- [Exercise] Under this task are some entries; return every one of them exactly.

[START The data]

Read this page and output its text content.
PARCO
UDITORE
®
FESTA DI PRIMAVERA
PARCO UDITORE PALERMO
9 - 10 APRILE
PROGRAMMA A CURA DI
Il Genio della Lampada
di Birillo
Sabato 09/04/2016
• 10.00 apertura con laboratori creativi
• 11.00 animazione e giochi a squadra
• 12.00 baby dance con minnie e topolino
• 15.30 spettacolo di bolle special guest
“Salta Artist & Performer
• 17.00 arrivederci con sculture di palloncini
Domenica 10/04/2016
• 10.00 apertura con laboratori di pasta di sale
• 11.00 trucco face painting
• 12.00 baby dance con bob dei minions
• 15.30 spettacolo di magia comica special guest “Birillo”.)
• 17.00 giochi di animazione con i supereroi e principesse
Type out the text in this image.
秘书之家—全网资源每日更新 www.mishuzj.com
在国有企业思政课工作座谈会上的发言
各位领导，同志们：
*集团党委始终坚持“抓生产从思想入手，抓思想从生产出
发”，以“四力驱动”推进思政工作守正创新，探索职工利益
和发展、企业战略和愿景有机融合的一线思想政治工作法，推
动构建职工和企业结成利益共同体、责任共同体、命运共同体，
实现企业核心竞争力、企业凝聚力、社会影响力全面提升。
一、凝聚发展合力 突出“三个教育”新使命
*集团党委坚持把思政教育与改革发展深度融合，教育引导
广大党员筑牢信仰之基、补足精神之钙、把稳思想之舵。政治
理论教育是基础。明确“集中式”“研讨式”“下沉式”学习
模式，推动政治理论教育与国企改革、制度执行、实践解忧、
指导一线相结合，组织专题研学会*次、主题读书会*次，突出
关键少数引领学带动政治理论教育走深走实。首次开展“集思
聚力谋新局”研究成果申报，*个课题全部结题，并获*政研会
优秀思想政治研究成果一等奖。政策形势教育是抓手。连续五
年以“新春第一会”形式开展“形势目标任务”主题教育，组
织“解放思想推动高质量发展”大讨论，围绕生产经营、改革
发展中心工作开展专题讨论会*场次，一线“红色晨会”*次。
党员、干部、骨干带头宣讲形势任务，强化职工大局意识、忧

[END The data]

- [Output]
Read this page and output its text content.
PARCO
UDITORE
®
FESTA DI PRIMAVERA
PARCO UDITORE PALERMO
9 - 10 APRILE
PROGRAMMA A CURA DI
Il Genio della Lampada
di Birillo
Sabato 09/04/2016
• 10.00 apertura con laboratori creativi
• 11.00 animazione e giochi a squadra
• 12.00 baby dance con minnie e topolino
• 15.30 spettacolo di bolle special guest
“Salta Artist & Performer
• 17.00 arrivederci con sculture di palloncini
Domenica 10/04/2016
• 10.00 apertura con laboratori di pasta di sale
• 11.00 trucco face painting
• 12.00 baby dance con bob dei minions
• 15.30 spettacolo di magia comica special guest “Birillo”.)
• 17.00 giochi di animazione con i supereroi e principesse
Type out the text in this image.
秘书之家—全网资源每日更新 www.mishuzj.com
在国有企业思政课工作座谈会上的发言
各位领导，同志们：
*集团党委始终坚持“抓生产从思想入手，抓思想从生产出
发”，以“四力驱动”推进思政工作守正创新，探索职工利益
和发展、企业战略和愿景有机融合的一线思想政治工作法，推
动构建职工和企业结成利益共同体、责任共同体、命运共同体，
实现企业核心竞争力、企业凝聚力、社会影响力全面提升。
一、凝聚发展合力 突出“三个教育”新使命
*集团党委坚持把思政教育与改革发展深度融合，教育引导
广大党员筑牢信仰之基、补足精神之钙、把稳思想之舵。政治
理论教育是基础。明确“集中式”“研讨式”“下沉式”学习
模式，推动政治理论教育与国企改革、制度执行、实践解忧、
指导一线相结合，组织专题研学会*次、主题读书会*次，突出
关键少数引领学带动政治理论教育走深走实。首次开展“集思
聚力谋新局”研究成果申报，*个课题全部结题，并获*政研会
优秀思想政治研究成果一等奖。政策形势教育是抓手。连续五
年以“新春第一会”形式开展“形势目标任务”主题教育，组
织“解放思想推动高质量发展”大讨论，围绕生产经营、改革
发展中心工作开展专题讨论会*场次，一线“红色晨会”*次。
党员、干部、骨干带头宣讲形势任务，强化职工大局意识、忧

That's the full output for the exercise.